Pick out every line that holds the string "name" and copy it.

** start EXTRACTED RECORDS **

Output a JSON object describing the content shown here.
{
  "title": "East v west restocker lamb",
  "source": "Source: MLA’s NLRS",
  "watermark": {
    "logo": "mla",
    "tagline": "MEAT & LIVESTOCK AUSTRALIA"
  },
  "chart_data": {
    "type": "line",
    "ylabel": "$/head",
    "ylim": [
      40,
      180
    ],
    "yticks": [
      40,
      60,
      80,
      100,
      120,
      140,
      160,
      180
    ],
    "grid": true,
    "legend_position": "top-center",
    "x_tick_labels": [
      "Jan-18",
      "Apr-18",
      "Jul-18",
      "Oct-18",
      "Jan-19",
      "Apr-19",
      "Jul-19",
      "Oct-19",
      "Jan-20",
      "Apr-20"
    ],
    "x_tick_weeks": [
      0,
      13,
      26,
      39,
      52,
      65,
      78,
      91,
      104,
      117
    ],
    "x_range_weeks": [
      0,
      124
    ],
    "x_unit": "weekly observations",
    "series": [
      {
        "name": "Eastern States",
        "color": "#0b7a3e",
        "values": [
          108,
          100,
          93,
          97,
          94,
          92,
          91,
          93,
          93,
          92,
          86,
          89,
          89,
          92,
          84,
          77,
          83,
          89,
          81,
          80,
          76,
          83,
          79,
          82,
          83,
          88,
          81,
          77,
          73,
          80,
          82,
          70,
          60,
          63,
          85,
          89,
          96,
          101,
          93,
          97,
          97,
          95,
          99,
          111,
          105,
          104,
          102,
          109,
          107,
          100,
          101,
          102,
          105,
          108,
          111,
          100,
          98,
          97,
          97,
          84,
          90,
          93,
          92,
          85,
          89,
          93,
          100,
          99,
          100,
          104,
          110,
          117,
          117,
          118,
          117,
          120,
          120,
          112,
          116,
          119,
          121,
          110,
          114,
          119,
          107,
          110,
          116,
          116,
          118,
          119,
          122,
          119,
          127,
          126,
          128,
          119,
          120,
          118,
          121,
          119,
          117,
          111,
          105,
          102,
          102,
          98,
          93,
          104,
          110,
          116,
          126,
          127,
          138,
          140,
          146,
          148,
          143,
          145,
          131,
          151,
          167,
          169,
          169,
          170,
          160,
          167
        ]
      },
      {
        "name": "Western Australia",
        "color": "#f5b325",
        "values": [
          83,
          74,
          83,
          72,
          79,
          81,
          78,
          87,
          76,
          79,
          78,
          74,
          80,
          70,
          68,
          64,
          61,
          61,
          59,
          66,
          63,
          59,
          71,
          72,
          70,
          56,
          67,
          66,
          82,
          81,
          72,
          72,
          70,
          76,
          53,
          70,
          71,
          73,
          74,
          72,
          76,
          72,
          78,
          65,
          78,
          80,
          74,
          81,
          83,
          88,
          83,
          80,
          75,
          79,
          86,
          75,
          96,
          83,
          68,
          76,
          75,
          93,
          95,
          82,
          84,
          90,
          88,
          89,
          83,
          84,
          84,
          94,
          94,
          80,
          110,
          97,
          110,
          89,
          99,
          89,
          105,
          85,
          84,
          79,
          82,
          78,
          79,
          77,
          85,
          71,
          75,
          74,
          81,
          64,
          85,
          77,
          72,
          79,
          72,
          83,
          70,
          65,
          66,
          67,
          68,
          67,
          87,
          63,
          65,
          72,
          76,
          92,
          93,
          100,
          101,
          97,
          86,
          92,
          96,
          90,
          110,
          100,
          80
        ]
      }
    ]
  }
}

** end EXTRACTED RECORDS **

COMPLETE RESPONSE ->
        "name": "Eastern States",
        "name": "Western Australia",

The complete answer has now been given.